** Requirement **
Find the lines with "perempuan" in them and copy them out.
*** Input material ***
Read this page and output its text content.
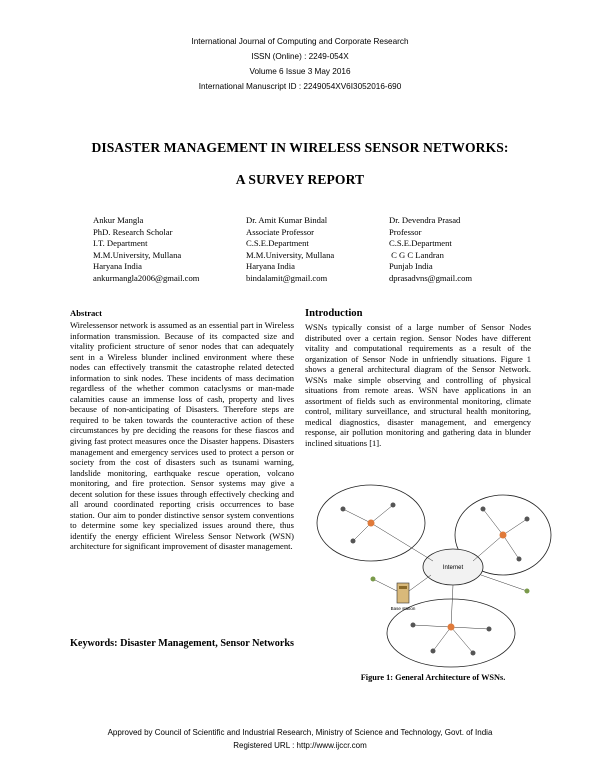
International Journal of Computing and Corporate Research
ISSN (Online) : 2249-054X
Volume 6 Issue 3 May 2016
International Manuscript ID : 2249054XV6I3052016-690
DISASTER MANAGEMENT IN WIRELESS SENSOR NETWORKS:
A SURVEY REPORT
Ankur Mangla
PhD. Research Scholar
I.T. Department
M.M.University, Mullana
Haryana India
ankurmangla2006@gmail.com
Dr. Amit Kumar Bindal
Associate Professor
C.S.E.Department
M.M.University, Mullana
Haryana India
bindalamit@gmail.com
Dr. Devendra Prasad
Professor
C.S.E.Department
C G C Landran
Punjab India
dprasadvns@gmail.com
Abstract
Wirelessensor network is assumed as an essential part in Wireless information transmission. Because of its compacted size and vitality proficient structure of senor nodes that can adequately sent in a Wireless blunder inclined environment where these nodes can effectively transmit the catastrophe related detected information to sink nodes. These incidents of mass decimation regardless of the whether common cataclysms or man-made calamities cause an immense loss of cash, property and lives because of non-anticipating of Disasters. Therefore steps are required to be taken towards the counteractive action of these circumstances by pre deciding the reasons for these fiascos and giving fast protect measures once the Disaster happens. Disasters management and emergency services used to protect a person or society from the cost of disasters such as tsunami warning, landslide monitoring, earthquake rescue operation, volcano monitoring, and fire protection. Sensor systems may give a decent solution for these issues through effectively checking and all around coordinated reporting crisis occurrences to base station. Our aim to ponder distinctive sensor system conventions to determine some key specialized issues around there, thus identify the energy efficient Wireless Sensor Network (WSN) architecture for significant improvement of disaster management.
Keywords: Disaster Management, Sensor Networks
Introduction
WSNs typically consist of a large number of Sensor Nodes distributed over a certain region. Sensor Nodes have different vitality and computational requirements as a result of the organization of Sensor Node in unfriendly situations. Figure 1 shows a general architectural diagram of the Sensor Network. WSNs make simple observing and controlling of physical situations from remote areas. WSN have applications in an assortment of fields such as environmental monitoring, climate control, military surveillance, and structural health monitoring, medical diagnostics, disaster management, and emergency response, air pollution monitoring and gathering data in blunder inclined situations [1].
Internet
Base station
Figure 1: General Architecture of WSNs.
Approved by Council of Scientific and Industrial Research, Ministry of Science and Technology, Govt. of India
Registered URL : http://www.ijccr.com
***
*** Input material ***
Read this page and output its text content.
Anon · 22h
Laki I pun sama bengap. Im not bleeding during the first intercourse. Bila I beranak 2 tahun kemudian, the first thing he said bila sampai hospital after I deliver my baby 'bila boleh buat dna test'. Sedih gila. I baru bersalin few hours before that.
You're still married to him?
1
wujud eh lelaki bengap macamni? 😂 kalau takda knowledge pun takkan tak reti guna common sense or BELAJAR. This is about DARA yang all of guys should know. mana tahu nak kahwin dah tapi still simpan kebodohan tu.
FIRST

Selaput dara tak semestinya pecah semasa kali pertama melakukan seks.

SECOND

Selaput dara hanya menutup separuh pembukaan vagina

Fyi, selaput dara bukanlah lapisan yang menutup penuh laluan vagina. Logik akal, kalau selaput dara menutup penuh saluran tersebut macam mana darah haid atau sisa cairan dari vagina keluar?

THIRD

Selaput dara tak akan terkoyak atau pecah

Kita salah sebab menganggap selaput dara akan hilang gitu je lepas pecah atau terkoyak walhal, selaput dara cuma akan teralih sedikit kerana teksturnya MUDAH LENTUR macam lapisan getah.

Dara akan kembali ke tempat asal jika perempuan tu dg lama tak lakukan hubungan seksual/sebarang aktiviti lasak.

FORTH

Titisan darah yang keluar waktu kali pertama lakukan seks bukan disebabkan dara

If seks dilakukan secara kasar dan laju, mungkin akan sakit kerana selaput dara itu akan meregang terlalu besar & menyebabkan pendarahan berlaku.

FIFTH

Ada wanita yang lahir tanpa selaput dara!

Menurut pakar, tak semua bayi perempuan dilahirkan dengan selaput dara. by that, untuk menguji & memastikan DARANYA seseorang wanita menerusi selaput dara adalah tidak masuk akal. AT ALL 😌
***
** Answer for this exercise **
Dara akan kembali ke tempat asal jika perempuan tu dg lama tak lakukan hubungan seksual/sebarang aktiviti lasak.
Menurut pakar, tak semua bayi perempuan dilahirkan dengan selaput dara. by that, untuk menguji & memastikan DARANYA seseorang wanita menerusi selaput dara adalah tidak masuk akal. AT ALL 😌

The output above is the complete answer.